GOAL →
Look through the data below. Pick out the lines holding the string "Longer".

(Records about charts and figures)
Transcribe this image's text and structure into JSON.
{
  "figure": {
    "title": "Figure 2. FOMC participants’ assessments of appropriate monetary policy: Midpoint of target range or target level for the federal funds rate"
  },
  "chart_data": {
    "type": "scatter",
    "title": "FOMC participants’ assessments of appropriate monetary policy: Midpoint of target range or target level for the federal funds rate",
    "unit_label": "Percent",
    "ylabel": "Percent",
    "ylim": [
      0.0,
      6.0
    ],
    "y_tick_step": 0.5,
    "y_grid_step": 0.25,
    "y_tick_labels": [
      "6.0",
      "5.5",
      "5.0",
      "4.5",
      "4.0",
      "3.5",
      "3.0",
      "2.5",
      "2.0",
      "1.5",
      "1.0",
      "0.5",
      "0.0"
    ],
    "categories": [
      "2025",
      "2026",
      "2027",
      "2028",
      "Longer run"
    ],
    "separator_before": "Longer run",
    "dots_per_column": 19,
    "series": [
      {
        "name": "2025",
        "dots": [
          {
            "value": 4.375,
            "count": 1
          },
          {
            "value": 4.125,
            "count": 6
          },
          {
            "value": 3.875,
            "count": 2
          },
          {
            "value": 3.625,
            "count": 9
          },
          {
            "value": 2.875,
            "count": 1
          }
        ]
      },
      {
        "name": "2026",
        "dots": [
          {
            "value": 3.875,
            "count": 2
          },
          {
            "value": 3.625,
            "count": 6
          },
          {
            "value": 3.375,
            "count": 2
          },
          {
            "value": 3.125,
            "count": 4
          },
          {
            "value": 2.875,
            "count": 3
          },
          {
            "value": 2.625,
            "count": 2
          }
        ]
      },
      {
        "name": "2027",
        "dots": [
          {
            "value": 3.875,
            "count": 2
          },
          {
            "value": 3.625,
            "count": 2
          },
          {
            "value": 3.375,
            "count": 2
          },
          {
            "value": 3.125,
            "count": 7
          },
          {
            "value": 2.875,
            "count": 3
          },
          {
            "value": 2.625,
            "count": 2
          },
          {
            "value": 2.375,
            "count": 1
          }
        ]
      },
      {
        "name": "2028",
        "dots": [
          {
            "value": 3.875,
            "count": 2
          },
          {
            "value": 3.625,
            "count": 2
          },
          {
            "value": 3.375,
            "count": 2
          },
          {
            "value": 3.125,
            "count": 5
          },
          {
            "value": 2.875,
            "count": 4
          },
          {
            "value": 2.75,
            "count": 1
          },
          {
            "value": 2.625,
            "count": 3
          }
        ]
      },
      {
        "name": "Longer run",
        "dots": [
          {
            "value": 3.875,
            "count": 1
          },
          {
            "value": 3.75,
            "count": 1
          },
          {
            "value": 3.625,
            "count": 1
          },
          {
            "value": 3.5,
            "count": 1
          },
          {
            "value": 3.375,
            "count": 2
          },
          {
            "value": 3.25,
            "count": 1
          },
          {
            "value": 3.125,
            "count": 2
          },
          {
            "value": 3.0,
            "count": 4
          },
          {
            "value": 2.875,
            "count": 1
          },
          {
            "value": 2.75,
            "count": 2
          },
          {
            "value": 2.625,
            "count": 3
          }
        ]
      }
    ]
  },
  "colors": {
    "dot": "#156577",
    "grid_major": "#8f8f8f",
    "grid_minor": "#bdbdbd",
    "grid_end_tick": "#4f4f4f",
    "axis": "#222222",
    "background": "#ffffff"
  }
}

THE REPLY →
      "Longer run"
    "separator_before": "Longer run",
        "name": "Longer run",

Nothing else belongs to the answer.